The request: From the listing below, pick out each line with the word "bhūta".

===== Listed records =====

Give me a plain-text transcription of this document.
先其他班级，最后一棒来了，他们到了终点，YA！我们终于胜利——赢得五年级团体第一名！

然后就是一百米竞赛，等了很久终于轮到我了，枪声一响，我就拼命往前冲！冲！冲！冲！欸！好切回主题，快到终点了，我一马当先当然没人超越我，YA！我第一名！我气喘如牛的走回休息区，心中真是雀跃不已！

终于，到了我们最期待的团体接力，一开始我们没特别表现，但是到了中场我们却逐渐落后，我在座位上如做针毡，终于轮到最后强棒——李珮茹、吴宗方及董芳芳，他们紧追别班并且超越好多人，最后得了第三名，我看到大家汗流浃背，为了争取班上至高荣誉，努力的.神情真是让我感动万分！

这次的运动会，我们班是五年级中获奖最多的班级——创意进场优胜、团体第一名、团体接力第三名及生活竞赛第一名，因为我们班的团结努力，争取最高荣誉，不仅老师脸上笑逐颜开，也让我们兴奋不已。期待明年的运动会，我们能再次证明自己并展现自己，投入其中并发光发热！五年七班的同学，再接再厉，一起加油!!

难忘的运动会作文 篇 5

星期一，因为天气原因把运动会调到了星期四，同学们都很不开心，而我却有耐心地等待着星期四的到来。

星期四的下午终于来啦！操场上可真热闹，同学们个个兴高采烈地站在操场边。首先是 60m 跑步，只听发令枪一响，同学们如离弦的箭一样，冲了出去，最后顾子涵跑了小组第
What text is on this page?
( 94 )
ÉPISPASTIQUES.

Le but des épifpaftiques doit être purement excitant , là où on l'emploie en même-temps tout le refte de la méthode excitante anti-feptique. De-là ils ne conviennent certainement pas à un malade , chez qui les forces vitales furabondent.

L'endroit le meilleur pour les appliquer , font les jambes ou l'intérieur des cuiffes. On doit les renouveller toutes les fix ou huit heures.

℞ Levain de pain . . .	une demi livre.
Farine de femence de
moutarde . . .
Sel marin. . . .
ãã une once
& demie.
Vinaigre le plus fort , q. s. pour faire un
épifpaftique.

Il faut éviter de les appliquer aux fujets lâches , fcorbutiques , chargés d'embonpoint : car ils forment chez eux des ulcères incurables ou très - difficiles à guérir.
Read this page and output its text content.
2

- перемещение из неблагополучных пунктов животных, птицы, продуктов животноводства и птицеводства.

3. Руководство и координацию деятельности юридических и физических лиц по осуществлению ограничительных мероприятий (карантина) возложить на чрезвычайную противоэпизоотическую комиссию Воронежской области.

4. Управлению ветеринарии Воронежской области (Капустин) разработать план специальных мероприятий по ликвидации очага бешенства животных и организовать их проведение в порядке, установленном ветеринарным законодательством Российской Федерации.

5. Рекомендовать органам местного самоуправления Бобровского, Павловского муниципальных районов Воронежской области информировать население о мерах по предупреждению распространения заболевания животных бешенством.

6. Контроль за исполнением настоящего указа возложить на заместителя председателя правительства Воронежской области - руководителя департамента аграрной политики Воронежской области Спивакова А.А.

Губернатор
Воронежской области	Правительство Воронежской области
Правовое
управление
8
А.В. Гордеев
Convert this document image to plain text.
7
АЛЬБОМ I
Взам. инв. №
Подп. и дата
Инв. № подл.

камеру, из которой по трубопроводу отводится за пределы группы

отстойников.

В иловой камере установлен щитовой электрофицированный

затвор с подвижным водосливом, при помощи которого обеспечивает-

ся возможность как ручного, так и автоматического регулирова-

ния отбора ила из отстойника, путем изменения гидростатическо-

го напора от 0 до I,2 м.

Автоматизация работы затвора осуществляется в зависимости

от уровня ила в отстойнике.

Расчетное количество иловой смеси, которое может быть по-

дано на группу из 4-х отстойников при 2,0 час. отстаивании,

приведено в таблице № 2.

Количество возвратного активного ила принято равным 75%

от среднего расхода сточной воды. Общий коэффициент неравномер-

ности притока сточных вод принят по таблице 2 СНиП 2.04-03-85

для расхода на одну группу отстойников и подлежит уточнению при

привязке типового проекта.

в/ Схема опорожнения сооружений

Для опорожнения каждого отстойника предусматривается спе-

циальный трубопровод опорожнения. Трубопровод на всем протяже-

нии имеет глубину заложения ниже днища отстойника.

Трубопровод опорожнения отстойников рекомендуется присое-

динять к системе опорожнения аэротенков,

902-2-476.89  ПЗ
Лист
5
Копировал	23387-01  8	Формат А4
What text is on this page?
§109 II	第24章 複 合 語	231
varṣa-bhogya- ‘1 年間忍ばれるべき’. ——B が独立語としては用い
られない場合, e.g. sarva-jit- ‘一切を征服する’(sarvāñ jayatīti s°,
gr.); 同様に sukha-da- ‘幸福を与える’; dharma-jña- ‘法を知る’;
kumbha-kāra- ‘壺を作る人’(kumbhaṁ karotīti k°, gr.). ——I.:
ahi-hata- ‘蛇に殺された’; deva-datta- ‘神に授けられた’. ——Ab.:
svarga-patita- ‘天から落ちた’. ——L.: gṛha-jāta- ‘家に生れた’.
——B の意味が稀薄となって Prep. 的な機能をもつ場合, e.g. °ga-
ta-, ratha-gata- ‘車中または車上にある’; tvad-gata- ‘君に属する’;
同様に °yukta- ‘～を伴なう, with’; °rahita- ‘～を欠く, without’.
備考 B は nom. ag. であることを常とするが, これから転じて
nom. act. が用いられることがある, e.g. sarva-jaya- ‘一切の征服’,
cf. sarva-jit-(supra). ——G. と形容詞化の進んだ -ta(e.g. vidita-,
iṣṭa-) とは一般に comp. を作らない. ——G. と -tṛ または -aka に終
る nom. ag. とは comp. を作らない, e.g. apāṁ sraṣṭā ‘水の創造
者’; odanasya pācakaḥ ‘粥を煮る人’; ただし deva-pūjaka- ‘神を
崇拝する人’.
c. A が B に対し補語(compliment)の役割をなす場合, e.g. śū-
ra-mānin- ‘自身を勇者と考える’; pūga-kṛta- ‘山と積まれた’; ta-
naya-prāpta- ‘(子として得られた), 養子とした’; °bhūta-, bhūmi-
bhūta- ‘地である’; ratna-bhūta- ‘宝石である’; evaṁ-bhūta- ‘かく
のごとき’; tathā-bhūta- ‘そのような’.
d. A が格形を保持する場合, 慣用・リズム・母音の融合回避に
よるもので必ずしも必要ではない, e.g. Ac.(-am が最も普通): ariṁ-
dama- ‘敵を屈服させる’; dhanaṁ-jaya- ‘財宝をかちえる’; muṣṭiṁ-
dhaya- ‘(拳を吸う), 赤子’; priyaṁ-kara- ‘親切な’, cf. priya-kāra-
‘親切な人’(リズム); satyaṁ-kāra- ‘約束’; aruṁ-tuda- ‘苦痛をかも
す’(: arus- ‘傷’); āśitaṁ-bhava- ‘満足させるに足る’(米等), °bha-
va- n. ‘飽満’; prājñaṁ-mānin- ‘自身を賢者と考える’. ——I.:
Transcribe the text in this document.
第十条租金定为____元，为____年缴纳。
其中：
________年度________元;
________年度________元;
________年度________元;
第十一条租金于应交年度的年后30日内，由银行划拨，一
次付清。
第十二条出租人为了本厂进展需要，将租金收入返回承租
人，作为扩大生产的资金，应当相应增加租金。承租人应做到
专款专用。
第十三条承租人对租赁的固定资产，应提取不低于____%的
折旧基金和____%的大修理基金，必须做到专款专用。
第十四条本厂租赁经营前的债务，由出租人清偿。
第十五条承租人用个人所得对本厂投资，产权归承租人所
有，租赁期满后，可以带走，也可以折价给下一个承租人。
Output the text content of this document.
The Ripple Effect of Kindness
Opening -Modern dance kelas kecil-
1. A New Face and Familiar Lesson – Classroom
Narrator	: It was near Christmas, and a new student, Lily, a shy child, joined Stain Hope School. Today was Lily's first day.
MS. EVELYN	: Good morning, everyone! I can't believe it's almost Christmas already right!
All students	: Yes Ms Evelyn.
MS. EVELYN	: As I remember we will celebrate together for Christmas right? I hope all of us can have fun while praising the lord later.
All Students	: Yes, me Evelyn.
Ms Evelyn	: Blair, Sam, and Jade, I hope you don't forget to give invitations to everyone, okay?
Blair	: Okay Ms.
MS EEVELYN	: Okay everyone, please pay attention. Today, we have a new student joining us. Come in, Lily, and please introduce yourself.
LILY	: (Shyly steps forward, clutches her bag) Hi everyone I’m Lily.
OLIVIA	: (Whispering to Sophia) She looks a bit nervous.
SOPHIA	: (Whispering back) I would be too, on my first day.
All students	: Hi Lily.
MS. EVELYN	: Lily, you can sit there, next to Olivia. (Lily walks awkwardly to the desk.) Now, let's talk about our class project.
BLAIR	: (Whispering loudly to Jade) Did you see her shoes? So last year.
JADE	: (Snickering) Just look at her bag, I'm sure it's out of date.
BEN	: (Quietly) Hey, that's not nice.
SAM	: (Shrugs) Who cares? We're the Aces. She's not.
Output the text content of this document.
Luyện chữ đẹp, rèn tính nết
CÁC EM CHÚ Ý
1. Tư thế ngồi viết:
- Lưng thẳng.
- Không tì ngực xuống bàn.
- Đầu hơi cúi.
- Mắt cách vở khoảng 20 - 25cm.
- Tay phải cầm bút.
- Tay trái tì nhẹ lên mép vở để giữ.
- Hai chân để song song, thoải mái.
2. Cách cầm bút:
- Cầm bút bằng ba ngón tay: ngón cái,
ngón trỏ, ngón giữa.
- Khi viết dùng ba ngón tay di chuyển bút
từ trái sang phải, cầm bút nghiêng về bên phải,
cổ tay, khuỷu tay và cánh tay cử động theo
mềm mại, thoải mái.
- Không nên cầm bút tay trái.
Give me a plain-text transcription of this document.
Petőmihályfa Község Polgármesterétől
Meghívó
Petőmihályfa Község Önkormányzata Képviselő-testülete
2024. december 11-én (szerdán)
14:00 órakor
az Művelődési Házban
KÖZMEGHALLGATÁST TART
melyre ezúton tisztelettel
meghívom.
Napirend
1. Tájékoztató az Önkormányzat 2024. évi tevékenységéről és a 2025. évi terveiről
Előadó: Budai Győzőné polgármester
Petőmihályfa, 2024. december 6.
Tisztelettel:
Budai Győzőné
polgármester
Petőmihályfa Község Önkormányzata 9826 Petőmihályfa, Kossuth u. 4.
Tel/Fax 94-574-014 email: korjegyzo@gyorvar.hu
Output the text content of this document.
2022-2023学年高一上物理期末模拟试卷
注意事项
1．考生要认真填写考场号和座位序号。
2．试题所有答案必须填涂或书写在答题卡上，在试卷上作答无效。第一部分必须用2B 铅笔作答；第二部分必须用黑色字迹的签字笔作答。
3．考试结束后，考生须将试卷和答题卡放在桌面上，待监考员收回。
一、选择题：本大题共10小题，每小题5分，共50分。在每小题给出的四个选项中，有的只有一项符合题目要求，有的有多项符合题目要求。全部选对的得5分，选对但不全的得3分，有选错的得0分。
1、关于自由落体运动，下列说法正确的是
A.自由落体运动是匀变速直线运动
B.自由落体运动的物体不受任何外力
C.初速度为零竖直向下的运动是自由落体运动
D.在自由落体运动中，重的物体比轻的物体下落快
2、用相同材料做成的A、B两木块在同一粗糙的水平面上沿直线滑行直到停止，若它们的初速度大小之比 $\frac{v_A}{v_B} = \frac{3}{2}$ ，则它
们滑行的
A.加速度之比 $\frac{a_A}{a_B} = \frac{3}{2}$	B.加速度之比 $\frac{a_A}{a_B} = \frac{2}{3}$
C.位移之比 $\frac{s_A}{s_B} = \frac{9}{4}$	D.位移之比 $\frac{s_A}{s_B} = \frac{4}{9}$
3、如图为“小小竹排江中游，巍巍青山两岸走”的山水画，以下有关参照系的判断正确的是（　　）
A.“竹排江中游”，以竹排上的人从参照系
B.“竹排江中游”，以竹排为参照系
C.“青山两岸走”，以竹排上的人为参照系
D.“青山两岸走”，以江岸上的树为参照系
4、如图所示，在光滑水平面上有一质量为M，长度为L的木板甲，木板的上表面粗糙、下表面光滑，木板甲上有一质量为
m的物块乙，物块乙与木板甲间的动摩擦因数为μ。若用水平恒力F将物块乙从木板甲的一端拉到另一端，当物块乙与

=====

Answer to the exercise:
naya-prāpta- ‘(子として得られた), 養子とした’; °bhūta-, bhūmi-
bhūta- ‘地である’; ratna-bhūta- ‘宝石である’; evaṁ-bhūta- ‘かく
のごとき’; tathā-bhūta- ‘そのような’.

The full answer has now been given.